[Collection entries]

= = =

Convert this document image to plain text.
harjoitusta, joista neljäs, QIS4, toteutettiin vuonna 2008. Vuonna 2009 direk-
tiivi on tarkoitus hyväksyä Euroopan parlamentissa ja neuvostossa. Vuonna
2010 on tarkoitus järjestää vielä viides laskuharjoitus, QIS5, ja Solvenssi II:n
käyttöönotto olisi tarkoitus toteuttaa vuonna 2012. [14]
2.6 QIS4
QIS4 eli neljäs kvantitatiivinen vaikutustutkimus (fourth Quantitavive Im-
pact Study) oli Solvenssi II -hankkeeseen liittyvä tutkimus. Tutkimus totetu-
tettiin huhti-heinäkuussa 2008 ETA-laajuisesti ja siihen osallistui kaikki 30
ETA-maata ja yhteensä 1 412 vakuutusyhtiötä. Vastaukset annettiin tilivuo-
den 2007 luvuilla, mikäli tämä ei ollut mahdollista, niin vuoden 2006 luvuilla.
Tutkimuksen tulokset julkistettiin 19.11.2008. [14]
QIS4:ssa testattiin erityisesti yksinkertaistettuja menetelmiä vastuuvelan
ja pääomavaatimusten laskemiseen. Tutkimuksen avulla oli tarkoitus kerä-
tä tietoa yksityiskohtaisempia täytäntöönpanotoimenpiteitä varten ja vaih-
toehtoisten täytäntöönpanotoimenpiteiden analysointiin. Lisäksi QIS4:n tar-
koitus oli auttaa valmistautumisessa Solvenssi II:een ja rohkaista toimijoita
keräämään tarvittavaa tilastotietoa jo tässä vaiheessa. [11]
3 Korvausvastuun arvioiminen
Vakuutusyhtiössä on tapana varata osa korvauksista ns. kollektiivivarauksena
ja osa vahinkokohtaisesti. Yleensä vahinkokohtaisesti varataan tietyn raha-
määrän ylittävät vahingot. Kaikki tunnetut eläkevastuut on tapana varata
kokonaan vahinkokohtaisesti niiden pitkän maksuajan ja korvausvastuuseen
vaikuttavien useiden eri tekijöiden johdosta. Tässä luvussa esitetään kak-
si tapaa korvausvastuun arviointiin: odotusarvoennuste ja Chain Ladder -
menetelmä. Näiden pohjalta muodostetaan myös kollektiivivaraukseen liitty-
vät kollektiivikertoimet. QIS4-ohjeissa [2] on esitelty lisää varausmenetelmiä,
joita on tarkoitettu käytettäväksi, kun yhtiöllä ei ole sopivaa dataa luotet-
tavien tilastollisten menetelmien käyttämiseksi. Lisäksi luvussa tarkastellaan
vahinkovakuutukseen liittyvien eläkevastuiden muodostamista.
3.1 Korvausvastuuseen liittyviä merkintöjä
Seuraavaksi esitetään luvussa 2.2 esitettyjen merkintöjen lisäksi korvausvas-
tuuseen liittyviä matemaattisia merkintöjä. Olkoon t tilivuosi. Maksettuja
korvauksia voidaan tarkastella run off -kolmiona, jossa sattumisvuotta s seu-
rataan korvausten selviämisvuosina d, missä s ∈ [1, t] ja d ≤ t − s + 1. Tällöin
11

= = =

=== AIM ===
Would you reproduce all the entries exactly?

=== ANSWER TO THE EXERCISE ===
Convert this document image to plain text.
harjoitusta, joista neljäs, QIS4, toteutettiin vuonna 2008. Vuonna 2009 direk-
tiivi on tarkoitus hyväksyä Euroopan parlamentissa ja neuvostossa. Vuonna
2010 on tarkoitus järjestää vielä viides laskuharjoitus, QIS5, ja Solvenssi II:n
käyttöönotto olisi tarkoitus toteuttaa vuonna 2012. [14]
2.6 QIS4
QIS4 eli neljäs kvantitatiivinen vaikutustutkimus (fourth Quantitavive Im-
pact Study) oli Solvenssi II -hankkeeseen liittyvä tutkimus. Tutkimus totetu-
tettiin huhti-heinäkuussa 2008 ETA-laajuisesti ja siihen osallistui kaikki 30
ETA-maata ja yhteensä 1 412 vakuutusyhtiötä. Vastaukset annettiin tilivuo-
den 2007 luvuilla, mikäli tämä ei ollut mahdollista, niin vuoden 2006 luvuilla.
Tutkimuksen tulokset julkistettiin 19.11.2008. [14]
QIS4:ssa testattiin erityisesti yksinkertaistettuja menetelmiä vastuuvelan
ja pääomavaatimusten laskemiseen. Tutkimuksen avulla oli tarkoitus kerä-
tä tietoa yksityiskohtaisempia täytäntöönpanotoimenpiteitä varten ja vaih-
toehtoisten täytäntöönpanotoimenpiteiden analysointiin. Lisäksi QIS4:n tar-
koitus oli auttaa valmistautumisessa Solvenssi II:een ja rohkaista toimijoita
keräämään tarvittavaa tilastotietoa jo tässä vaiheessa. [11]
3 Korvausvastuun arvioiminen
Vakuutusyhtiössä on tapana varata osa korvauksista ns. kollektiivivarauksena
ja osa vahinkokohtaisesti. Yleensä vahinkokohtaisesti varataan tietyn raha-
määrän ylittävät vahingot. Kaikki tunnetut eläkevastuut on tapana varata
kokonaan vahinkokohtaisesti niiden pitkän maksuajan ja korvausvastuuseen
vaikuttavien useiden eri tekijöiden johdosta. Tässä luvussa esitetään kak-
si tapaa korvausvastuun arviointiin: odotusarvoennuste ja Chain Ladder -
menetelmä. Näiden pohjalta muodostetaan myös kollektiivivaraukseen liitty-
vät kollektiivikertoimet. QIS4-ohjeissa [2] on esitelty lisää varausmenetelmiä,
joita on tarkoitettu käytettäväksi, kun yhtiöllä ei ole sopivaa dataa luotet-
tavien tilastollisten menetelmien käyttämiseksi. Lisäksi luvussa tarkastellaan
vahinkovakuutukseen liittyvien eläkevastuiden muodostamista.
3.1 Korvausvastuuseen liittyviä merkintöjä
Seuraavaksi esitetään luvussa 2.2 esitettyjen merkintöjen lisäksi korvausvas-
tuuseen liittyviä matemaattisia merkintöjä. Olkoon t tilivuosi. Maksettuja
korvauksia voidaan tarkastella run off -kolmiona, jossa sattumisvuotta s seu-
rataan korvausten selviämisvuosina d, missä s ∈ [1, t] ja d ≤ t − s + 1. Tällöin
11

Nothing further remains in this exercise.